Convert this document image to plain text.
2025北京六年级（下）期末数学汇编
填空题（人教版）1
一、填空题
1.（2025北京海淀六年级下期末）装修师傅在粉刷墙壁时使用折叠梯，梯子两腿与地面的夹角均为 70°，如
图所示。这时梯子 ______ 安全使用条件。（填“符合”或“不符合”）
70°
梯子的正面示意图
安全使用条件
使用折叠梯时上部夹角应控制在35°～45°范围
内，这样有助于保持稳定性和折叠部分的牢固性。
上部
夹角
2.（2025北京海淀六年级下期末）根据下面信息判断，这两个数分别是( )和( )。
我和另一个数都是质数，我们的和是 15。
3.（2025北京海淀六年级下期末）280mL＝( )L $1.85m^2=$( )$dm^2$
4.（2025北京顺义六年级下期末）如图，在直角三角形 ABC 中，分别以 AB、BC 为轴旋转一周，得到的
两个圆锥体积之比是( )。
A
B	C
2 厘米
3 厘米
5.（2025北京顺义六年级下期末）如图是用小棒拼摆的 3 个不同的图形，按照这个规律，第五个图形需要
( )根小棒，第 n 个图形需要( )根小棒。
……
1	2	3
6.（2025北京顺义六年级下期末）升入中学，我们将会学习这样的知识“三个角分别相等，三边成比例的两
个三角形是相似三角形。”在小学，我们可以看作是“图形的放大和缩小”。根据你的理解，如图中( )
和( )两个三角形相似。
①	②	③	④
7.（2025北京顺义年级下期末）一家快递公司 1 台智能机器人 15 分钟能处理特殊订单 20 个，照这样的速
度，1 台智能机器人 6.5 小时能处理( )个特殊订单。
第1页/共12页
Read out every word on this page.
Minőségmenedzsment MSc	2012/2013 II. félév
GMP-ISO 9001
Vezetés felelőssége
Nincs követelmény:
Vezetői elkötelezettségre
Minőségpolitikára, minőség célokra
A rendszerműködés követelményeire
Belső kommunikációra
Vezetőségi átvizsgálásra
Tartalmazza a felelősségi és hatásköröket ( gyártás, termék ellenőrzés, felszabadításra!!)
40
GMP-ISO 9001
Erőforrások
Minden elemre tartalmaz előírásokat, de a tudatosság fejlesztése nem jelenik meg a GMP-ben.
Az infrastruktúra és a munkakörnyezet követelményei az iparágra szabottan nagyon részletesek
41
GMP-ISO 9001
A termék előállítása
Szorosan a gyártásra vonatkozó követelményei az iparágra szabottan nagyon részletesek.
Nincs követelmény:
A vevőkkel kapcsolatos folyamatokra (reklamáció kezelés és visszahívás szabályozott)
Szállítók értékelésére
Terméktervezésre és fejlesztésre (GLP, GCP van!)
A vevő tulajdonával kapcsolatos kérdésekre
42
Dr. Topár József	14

━━━━━━━━

Lines containing the word "台智能机器人" are to be counted in the listing; state their number alone.

_CORRECT OUTPUT_. 2